Aim: Sort through the data and copy the lines holding the word "handle".

═════ Source material ═════

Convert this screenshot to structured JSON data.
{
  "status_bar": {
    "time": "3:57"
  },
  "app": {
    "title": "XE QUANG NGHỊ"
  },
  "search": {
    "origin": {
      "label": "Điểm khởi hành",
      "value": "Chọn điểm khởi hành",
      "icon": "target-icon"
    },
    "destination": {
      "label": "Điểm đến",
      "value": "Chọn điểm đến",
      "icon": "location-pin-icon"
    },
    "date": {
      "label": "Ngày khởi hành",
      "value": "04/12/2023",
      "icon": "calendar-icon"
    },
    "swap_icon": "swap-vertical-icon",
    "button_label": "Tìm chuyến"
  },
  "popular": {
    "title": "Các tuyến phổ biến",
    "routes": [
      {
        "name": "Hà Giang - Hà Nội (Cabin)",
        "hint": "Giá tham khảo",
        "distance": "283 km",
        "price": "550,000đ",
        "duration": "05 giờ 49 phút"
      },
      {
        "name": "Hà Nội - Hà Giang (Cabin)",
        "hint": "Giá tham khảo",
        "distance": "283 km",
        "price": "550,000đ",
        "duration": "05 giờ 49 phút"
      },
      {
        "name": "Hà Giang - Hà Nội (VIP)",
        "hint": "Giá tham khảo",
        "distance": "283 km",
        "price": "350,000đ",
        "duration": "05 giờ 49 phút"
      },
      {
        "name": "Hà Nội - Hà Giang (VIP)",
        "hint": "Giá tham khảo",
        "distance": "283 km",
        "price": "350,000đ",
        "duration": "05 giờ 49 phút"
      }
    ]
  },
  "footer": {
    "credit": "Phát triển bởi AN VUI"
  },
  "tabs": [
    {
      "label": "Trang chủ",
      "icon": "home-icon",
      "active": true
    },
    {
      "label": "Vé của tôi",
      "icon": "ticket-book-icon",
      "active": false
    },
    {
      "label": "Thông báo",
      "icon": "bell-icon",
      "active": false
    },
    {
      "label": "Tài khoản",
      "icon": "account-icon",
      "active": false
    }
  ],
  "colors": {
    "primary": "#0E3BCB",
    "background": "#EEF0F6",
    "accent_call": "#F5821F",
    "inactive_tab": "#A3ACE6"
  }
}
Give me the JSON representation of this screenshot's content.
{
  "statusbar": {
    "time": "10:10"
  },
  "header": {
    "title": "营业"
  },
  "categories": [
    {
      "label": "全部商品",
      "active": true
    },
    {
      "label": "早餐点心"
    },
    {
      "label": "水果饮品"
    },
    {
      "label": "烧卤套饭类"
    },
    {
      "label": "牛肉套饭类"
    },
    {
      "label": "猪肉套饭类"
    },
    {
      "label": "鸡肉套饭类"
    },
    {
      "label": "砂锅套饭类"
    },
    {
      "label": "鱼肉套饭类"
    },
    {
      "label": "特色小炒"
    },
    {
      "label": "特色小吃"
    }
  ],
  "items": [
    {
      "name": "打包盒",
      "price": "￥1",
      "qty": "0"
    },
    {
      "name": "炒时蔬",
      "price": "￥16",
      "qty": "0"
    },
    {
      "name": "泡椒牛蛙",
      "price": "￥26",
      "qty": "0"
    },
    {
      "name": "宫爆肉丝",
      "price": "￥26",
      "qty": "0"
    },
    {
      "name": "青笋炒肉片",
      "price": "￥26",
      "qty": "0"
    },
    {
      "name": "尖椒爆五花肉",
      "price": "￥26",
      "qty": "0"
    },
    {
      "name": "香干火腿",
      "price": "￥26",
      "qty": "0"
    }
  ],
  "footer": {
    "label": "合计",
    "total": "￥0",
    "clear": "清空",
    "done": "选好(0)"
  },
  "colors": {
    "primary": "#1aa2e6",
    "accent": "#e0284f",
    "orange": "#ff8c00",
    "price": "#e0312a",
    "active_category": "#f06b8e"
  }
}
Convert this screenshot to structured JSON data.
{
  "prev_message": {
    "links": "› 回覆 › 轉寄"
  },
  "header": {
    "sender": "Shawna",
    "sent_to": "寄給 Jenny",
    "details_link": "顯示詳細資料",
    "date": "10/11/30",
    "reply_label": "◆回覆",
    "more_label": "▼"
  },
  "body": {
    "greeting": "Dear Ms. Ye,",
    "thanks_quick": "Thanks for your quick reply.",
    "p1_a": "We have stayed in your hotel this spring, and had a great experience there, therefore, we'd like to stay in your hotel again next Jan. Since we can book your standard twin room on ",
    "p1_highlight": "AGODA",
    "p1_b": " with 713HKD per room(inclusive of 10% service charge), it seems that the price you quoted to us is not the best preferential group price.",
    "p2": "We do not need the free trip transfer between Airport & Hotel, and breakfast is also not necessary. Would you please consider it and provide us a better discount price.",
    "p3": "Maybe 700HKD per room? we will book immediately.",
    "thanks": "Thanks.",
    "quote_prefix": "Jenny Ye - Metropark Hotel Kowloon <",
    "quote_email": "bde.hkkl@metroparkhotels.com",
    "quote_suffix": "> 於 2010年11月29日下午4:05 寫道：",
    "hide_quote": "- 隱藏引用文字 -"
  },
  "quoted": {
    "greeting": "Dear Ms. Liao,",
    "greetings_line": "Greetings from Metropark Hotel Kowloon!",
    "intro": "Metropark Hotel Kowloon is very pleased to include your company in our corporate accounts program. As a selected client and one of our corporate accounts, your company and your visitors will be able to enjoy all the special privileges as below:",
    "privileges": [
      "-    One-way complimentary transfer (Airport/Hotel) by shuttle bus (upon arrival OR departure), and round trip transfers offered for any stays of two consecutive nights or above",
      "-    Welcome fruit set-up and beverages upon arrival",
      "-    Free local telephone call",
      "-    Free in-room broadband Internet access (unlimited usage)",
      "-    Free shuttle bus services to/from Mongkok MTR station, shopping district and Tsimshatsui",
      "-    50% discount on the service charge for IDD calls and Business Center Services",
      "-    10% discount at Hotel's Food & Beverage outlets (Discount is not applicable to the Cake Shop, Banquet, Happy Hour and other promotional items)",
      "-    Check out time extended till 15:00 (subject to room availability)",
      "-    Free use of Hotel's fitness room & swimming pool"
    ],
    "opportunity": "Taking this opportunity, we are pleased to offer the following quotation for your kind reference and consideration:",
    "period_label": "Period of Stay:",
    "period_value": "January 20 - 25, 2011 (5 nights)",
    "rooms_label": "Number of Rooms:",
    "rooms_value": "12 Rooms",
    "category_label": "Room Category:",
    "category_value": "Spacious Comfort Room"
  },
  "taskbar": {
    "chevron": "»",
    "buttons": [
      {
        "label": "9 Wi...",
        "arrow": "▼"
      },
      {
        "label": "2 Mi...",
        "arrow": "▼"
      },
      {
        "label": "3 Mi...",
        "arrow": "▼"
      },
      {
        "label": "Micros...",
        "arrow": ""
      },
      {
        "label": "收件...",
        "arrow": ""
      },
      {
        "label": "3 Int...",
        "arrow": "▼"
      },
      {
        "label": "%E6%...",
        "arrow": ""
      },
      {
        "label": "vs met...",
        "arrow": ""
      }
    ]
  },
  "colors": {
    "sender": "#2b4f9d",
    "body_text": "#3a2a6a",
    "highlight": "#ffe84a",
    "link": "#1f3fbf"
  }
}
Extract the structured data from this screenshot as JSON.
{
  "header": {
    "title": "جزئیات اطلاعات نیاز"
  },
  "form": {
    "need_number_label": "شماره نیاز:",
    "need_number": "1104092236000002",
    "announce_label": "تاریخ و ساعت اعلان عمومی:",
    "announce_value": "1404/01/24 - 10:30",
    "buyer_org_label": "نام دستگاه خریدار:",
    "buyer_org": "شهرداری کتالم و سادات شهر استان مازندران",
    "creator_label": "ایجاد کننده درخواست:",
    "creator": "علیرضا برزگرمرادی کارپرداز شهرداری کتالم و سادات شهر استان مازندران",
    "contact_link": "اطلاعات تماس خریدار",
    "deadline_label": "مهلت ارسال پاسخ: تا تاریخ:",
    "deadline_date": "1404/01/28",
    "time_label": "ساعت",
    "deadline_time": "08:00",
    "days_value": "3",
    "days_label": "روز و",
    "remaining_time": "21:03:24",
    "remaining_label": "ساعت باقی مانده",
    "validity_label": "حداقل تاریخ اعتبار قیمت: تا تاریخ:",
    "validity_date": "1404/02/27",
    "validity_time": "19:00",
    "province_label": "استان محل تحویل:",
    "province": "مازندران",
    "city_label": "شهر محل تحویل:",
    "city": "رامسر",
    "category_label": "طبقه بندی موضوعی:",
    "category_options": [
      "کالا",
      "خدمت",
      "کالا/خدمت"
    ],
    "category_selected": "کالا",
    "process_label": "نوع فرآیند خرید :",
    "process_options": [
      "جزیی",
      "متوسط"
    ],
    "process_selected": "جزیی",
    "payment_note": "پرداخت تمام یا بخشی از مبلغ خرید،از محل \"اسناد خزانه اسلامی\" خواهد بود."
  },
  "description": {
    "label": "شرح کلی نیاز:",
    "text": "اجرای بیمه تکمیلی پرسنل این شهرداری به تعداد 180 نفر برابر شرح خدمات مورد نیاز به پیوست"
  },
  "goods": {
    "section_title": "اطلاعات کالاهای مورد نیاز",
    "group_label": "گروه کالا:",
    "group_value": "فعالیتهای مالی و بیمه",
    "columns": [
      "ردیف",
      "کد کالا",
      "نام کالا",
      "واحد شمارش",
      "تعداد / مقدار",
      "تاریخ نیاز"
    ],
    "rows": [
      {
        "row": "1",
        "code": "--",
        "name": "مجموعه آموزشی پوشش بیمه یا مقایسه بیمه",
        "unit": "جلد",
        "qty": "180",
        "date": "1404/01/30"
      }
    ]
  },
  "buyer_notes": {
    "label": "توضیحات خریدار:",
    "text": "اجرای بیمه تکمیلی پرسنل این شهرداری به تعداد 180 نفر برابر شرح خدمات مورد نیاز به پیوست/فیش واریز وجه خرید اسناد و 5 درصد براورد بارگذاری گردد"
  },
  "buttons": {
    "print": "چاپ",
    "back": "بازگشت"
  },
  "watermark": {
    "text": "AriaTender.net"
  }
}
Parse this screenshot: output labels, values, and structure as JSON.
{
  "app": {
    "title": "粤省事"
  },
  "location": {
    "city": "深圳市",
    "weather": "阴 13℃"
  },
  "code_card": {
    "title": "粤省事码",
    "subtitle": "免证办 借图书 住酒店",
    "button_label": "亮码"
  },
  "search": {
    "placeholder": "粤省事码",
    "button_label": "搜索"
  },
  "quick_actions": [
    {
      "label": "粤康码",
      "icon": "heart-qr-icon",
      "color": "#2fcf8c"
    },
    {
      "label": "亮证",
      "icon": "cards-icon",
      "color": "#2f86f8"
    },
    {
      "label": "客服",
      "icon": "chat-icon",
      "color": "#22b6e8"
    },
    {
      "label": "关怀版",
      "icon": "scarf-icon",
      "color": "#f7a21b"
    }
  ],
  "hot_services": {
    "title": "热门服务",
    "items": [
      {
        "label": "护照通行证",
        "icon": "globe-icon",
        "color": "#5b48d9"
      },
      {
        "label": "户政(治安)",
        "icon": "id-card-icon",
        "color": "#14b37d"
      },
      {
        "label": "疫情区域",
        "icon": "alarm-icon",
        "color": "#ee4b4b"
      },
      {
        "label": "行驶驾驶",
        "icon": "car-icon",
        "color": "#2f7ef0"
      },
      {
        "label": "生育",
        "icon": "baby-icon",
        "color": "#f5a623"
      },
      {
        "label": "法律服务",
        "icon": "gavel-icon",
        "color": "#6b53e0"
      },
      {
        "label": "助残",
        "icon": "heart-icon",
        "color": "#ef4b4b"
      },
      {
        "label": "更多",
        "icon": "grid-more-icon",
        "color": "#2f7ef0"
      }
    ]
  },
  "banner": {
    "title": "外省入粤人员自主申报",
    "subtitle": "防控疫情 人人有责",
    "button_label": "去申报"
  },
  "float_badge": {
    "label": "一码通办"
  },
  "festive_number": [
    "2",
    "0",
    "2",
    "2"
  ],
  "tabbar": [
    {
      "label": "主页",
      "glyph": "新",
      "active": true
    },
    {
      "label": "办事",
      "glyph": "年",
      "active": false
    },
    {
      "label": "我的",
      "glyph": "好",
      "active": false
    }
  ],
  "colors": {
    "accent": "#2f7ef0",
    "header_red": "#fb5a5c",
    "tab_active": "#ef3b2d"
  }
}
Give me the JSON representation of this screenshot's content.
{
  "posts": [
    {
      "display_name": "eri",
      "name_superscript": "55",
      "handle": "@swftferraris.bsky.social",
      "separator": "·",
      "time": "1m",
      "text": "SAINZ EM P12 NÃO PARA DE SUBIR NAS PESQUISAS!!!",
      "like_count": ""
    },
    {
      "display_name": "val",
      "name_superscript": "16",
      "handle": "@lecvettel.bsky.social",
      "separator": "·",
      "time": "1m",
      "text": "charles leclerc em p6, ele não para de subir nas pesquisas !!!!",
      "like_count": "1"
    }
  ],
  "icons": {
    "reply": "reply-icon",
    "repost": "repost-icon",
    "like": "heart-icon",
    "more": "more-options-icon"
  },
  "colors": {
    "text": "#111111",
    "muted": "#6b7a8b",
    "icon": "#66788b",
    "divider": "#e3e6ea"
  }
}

═════

Response:
      "handle": "@swftferraris.bsky.social",
      "handle": "@lecvettel.bsky.social",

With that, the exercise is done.